Items from a dataset:
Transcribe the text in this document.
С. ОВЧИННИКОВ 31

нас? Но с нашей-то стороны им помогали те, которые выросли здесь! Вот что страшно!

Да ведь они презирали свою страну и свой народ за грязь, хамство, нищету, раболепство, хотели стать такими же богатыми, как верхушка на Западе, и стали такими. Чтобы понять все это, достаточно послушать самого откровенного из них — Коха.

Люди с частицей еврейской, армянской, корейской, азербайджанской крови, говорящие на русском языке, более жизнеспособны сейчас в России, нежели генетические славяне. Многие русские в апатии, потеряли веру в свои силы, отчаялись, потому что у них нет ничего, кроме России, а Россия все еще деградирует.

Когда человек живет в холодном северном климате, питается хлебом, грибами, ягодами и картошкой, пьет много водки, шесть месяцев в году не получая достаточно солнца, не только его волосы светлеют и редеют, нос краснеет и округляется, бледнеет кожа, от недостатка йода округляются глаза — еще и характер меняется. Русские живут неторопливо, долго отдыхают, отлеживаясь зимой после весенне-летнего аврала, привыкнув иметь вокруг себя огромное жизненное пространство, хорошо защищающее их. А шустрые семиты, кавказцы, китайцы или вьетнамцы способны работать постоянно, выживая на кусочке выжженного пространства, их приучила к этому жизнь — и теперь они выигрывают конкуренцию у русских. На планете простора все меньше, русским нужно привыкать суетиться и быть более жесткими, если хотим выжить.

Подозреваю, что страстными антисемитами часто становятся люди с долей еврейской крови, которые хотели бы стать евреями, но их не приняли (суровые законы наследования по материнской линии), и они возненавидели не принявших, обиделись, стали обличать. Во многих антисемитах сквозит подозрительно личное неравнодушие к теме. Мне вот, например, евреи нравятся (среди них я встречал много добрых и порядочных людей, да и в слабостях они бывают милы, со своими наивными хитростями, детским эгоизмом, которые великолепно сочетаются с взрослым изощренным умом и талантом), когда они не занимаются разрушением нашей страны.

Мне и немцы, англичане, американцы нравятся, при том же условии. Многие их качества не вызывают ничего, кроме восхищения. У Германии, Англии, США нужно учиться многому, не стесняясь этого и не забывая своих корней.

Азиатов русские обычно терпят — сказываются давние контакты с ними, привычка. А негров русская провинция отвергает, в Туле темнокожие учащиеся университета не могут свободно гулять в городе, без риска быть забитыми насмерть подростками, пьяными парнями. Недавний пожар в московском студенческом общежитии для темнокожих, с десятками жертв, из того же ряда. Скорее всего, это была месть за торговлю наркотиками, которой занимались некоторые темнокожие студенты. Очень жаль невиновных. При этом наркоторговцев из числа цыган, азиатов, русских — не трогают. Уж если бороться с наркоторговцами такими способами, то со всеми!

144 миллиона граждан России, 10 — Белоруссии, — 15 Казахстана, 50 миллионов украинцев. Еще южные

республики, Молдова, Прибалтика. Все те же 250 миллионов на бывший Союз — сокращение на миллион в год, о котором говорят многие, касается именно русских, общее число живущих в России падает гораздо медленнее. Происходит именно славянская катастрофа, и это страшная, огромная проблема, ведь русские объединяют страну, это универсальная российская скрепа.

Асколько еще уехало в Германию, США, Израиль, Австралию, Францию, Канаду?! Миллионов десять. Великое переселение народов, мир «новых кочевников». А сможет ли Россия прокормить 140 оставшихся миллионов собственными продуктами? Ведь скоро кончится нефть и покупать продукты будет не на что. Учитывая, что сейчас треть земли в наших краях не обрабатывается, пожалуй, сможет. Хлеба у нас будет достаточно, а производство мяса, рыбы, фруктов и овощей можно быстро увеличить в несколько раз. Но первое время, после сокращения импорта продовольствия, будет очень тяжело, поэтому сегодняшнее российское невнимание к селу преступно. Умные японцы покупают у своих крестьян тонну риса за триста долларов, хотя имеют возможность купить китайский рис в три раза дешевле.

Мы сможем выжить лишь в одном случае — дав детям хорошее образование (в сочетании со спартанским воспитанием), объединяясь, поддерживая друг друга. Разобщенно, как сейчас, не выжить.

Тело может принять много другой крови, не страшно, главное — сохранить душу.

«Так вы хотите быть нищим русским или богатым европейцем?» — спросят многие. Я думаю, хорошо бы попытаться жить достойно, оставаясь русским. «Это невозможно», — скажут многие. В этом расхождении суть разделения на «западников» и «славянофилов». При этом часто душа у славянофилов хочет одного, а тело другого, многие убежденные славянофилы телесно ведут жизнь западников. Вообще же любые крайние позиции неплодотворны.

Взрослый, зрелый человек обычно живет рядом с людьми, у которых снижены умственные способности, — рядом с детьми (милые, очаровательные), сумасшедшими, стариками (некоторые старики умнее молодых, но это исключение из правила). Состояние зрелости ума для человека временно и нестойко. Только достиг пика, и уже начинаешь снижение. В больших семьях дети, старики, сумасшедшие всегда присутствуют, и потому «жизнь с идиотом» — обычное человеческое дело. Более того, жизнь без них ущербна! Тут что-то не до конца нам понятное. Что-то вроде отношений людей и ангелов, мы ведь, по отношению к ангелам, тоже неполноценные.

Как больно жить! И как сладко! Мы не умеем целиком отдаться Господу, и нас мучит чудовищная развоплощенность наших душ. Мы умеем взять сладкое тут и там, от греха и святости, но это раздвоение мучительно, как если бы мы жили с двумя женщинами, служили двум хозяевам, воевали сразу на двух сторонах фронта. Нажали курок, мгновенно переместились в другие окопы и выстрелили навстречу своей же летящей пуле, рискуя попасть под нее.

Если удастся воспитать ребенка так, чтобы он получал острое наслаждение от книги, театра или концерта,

Task instructions: Provide an exact reproduction of all the entries shown above.

Complete response:
Transcribe the text in this document.
С. ОВЧИННИКОВ 31

нас? Но с нашей-то стороны им помогали те, которые выросли здесь! Вот что страшно!

Да ведь они презирали свою страну и свой народ за грязь, хамство, нищету, раболепство, хотели стать такими же богатыми, как верхушка на Западе, и стали такими. Чтобы понять все это, достаточно послушать самого откровенного из них — Коха.

Люди с частицей еврейской, армянской, корейской, азербайджанской крови, говорящие на русском языке, более жизнеспособны сейчас в России, нежели генетические славяне. Многие русские в апатии, потеряли веру в свои силы, отчаялись, потому что у них нет ничего, кроме России, а Россия все еще деградирует.

Когда человек живет в холодном северном климате, питается хлебом, грибами, ягодами и картошкой, пьет много водки, шесть месяцев в году не получая достаточно солнца, не только его волосы светлеют и редеют, нос краснеет и округляется, бледнеет кожа, от недостатка йода округляются глаза — еще и характер меняется. Русские живут неторопливо, долго отдыхают, отлеживаясь зимой после весенне-летнего аврала, привыкнув иметь вокруг себя огромное жизненное пространство, хорошо защищающее их. А шустрые семиты, кавказцы, китайцы или вьетнамцы способны работать постоянно, выживая на кусочке выжженного пространства, их приучила к этому жизнь — и теперь они выигрывают конкуренцию у русских. На планете простора все меньше, русским нужно привыкать суетиться и быть более жесткими, если хотим выжить.

Подозреваю, что страстными антисемитами часто становятся люди с долей еврейской крови, которые хотели бы стать евреями, но их не приняли (суровые законы наследования по материнской линии), и они возненавидели не принявших, обиделись, стали обличать. Во многих антисемитах сквозит подозрительно личное неравнодушие к теме. Мне вот, например, евреи нравятся (среди них я встречал много добрых и порядочных людей, да и в слабостях они бывают милы, со своими наивными хитростями, детским эгоизмом, которые великолепно сочетаются с взрослым изощренным умом и талантом), когда они не занимаются разрушением нашей страны.

Мне и немцы, англичане, американцы нравятся, при том же условии. Многие их качества не вызывают ничего, кроме восхищения. У Германии, Англии, США нужно учиться многому, не стесняясь этого и не забывая своих корней.

Азиатов русские обычно терпят — сказываются давние контакты с ними, привычка. А негров русская провинция отвергает, в Туле темнокожие учащиеся университета не могут свободно гулять в городе, без риска быть забитыми насмерть подростками, пьяными парнями. Недавний пожар в московском студенческом общежитии для темнокожих, с десятками жертв, из того же ряда. Скорее всего, это была месть за торговлю наркотиками, которой занимались некоторые темнокожие студенты. Очень жаль невиновных. При этом наркоторговцев из числа цыган, азиатов, русских — не трогают. Уж если бороться с наркоторговцами такими способами, то со всеми!

144 миллиона граждан России, 10 — Белоруссии, — 15 Казахстана, 50 миллионов украинцев. Еще южные

республики, Молдова, Прибалтика. Все те же 250 миллионов на бывший Союз — сокращение на миллион в год, о котором говорят многие, касается именно русских, общее число живущих в России падает гораздо медленнее. Происходит именно славянская катастрофа, и это страшная, огромная проблема, ведь русские объединяют страну, это универсальная российская скрепа.

Асколько еще уехало в Германию, США, Израиль, Австралию, Францию, Канаду?! Миллионов десять. Великое переселение народов, мир «новых кочевников». А сможет ли Россия прокормить 140 оставшихся миллионов собственными продуктами? Ведь скоро кончится нефть и покупать продукты будет не на что. Учитывая, что сейчас треть земли в наших краях не обрабатывается, пожалуй, сможет. Хлеба у нас будет достаточно, а производство мяса, рыбы, фруктов и овощей можно быстро увеличить в несколько раз. Но первое время, после сокращения импорта продовольствия, будет очень тяжело, поэтому сегодняшнее российское невнимание к селу преступно. Умные японцы покупают у своих крестьян тонну риса за триста долларов, хотя имеют возможность купить китайский рис в три раза дешевле.

Мы сможем выжить лишь в одном случае — дав детям хорошее образование (в сочетании со спартанским воспитанием), объединяясь, поддерживая друг друга. Разобщенно, как сейчас, не выжить.

Тело может принять много другой крови, не страшно, главное — сохранить душу.

«Так вы хотите быть нищим русским или богатым европейцем?» — спросят многие. Я думаю, хорошо бы попытаться жить достойно, оставаясь русским. «Это невозможно», — скажут многие. В этом расхождении суть разделения на «западников» и «славянофилов». При этом часто душа у славянофилов хочет одного, а тело другого, многие убежденные славянофилы телесно ведут жизнь западников. Вообще же любые крайние позиции неплодотворны.

Взрослый, зрелый человек обычно живет рядом с людьми, у которых снижены умственные способности, — рядом с детьми (милые, очаровательные), сумасшедшими, стариками (некоторые старики умнее молодых, но это исключение из правила). Состояние зрелости ума для человека временно и нестойко. Только достиг пика, и уже начинаешь снижение. В больших семьях дети, старики, сумасшедшие всегда присутствуют, и потому «жизнь с идиотом» — обычное человеческое дело. Более того, жизнь без них ущербна! Тут что-то не до конца нам понятное. Что-то вроде отношений людей и ангелов, мы ведь, по отношению к ангелам, тоже неполноценные.

Как больно жить! И как сладко! Мы не умеем целиком отдаться Господу, и нас мучит чудовищная развоплощенность наших душ. Мы умеем взять сладкое тут и там, от греха и святости, но это раздвоение мучительно, как если бы мы жили с двумя женщинами, служили двум хозяевам, воевали сразу на двух сторонах фронта. Нажали курок, мгновенно переместились в другие окопы и выстрелили навстречу своей же летящей пуле, рискуя попасть под нее.

Если удастся воспитать ребенка так, чтобы он получал острое наслаждение от книги, театра или концерта,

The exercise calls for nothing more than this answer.